-------- RECORDS FOR PROCESSING

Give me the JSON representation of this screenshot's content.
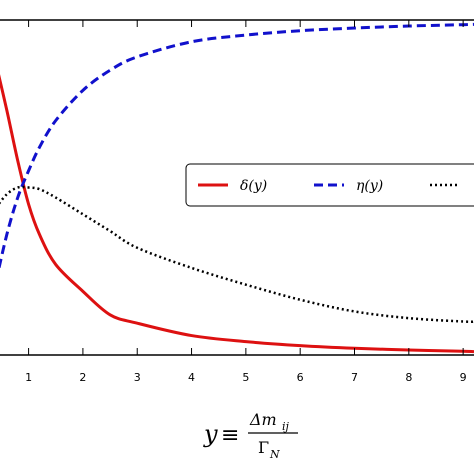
{
  "chart_data": {
    "type": "line",
    "title": "",
    "xlabel": {
      "lhs": "y",
      "equiv": "≡",
      "numerator": "Δm",
      "numerator_sub": "ij",
      "denominator": "Γ",
      "denominator_sub": "N"
    },
    "ylabel": "",
    "xlim": [
      0.4,
      9.2
    ],
    "ylim": [
      0,
      1.0
    ],
    "x_ticks": [
      1,
      2,
      3,
      4,
      5,
      6,
      7,
      8,
      9
    ],
    "x_tick_labels": [
      "1",
      "2",
      "3",
      "4",
      "5",
      "6",
      "7",
      "8",
      "9"
    ],
    "grid": false,
    "legend_position": "center-right",
    "series": [
      {
        "name": "δ(y)",
        "color": "#dd1111",
        "style": "solid",
        "x": [
          0.4,
          0.6,
          0.8,
          1.0,
          1.2,
          1.5,
          2.0,
          2.5,
          3.0,
          4.0,
          5.0,
          6.0,
          7.0,
          8.0,
          9.0,
          9.2
        ],
        "y": [
          0.87,
          0.73,
          0.58,
          0.45,
          0.36,
          0.27,
          0.19,
          0.12,
          0.095,
          0.058,
          0.04,
          0.028,
          0.02,
          0.015,
          0.011,
          0.01
        ]
      },
      {
        "name": "η(y)",
        "color": "#1111cc",
        "style": "dashed",
        "x": [
          0.4,
          0.6,
          0.8,
          1.0,
          1.2,
          1.5,
          2.0,
          2.5,
          3.0,
          4.0,
          5.0,
          6.0,
          7.0,
          8.0,
          9.0,
          9.2
        ],
        "y": [
          0.22,
          0.36,
          0.47,
          0.55,
          0.62,
          0.7,
          0.79,
          0.85,
          0.89,
          0.935,
          0.955,
          0.968,
          0.976,
          0.982,
          0.986,
          0.987
        ]
      },
      {
        "name": "",
        "color": "#000000",
        "style": "dotted",
        "x": [
          0.4,
          0.6,
          0.8,
          1.0,
          1.2,
          1.5,
          2.0,
          2.5,
          3.0,
          4.0,
          5.0,
          6.0,
          7.0,
          8.0,
          9.0,
          9.2
        ],
        "y": [
          0.44,
          0.48,
          0.5,
          0.5,
          0.495,
          0.47,
          0.42,
          0.37,
          0.32,
          0.26,
          0.21,
          0.165,
          0.13,
          0.11,
          0.1,
          0.1
        ]
      }
    ]
  }
}
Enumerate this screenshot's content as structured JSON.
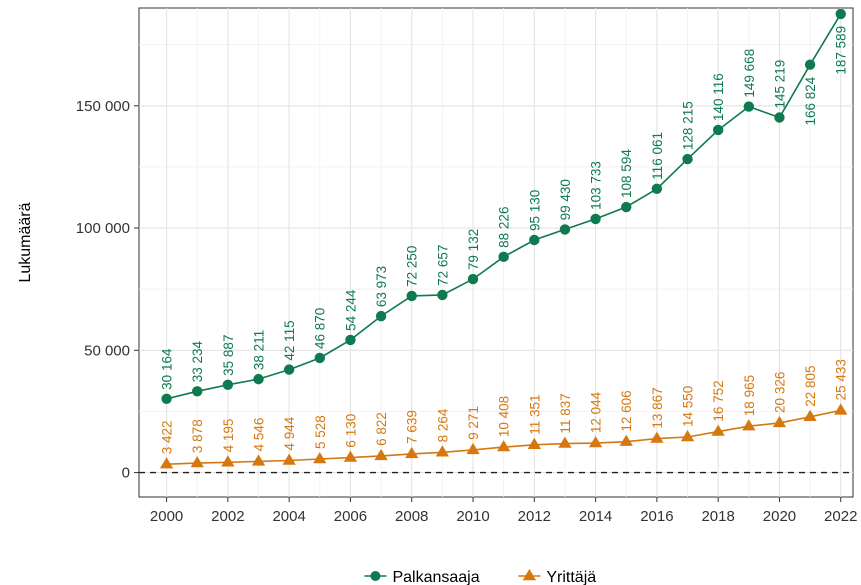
{
  "chart_data": {
    "type": "line",
    "ylabel": "Lukumäärä",
    "xlabel": "",
    "x": [
      2000,
      2001,
      2002,
      2003,
      2004,
      2005,
      2006,
      2007,
      2008,
      2009,
      2010,
      2011,
      2012,
      2013,
      2014,
      2015,
      2016,
      2017,
      2018,
      2019,
      2020,
      2021,
      2022
    ],
    "x_ticks": [
      "2000",
      "2002",
      "2004",
      "2006",
      "2008",
      "2010",
      "2012",
      "2014",
      "2016",
      "2018",
      "2020",
      "2022"
    ],
    "y_ticks": [
      "0",
      "50 000",
      "100 000",
      "150 000"
    ],
    "ylim": [
      -10000,
      190000
    ],
    "xlim": [
      1999.1,
      2022.4
    ],
    "reference_line": {
      "y": 0,
      "style": "dashed"
    },
    "grid": true,
    "legend_position": "bottom",
    "series": [
      {
        "name": "Palkansaaja",
        "color": "#0f7a50",
        "marker": "circle",
        "values": [
          30164,
          33234,
          35887,
          38211,
          42115,
          46870,
          54244,
          63973,
          72250,
          72657,
          79132,
          88226,
          95130,
          99430,
          103733,
          108594,
          116061,
          128215,
          140116,
          149668,
          145219,
          166824,
          187589
        ],
        "labels": [
          "30 164",
          "33 234",
          "35 887",
          "38 211",
          "42 115",
          "46 870",
          "54 244",
          "63 973",
          "72 250",
          "72 657",
          "79 132",
          "88 226",
          "95 130",
          "99 430",
          "103 733",
          "108 594",
          "116 061",
          "128 215",
          "140 116",
          "149 668",
          "145 219",
          "166 824",
          "187 589"
        ]
      },
      {
        "name": "Yrittäjä",
        "color": "#d6780f",
        "marker": "triangle",
        "values": [
          3422,
          3878,
          4195,
          4546,
          4944,
          5528,
          6130,
          6822,
          7639,
          8264,
          9271,
          10408,
          11351,
          11837,
          12044,
          12606,
          13867,
          14550,
          16752,
          18965,
          20326,
          22805,
          25433
        ],
        "labels": [
          "3 422",
          "3 878",
          "4 195",
          "4 546",
          "4 944",
          "5 528",
          "6 130",
          "6 822",
          "7 639",
          "8 264",
          "9 271",
          "10 408",
          "11 351",
          "11 837",
          "12 044",
          "12 606",
          "13 867",
          "14 550",
          "16 752",
          "18 965",
          "20 326",
          "22 805",
          "25 433"
        ]
      }
    ]
  }
}
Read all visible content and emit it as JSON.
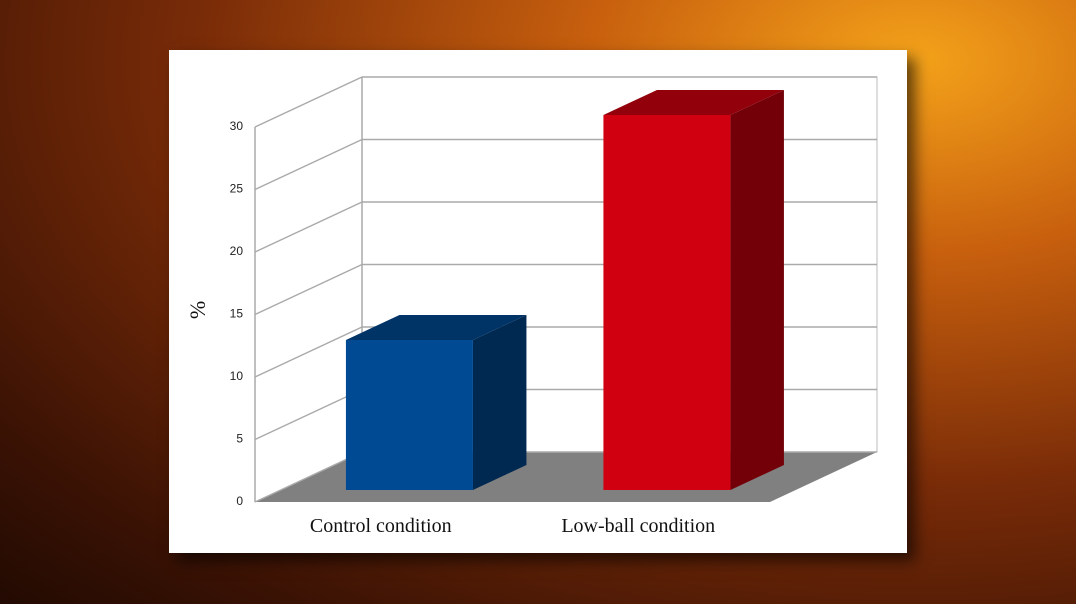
{
  "chart_data": {
    "type": "bar3d",
    "y_label": "%",
    "categories": [
      "Control condition",
      "Low-ball condition"
    ],
    "values": [
      12,
      30
    ],
    "colors": [
      "#004a93",
      "#d10010"
    ],
    "ylim": [
      0,
      30
    ],
    "yticks": [
      0,
      5,
      10,
      15,
      20,
      25,
      30
    ],
    "grid": true
  }
}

----------------

• [DO THIS]: The lines to repeat start at the one holding "Read all visible content and emit it as JSON." and run through the last line of the records above; write them out exactly, both ends included, but not the pictures.

• [REPLY TO THE TASK]:
Read all visible content and emit it as JSON.
{
  "chart_data": {
    "type": "bar3d",
    "y_label": "%",
    "categories": [
      "Control condition",
      "Low-ball condition"
    ],
    "values": [
      12,
      30
    ],
    "colors": [
      "#004a93",
      "#d10010"
    ],
    "ylim": [
      0,
      30
    ],
    "yticks": [
      0,
      5,
      10,
      15,
      20,
      25,
      30
    ],
    "grid": true
  }
}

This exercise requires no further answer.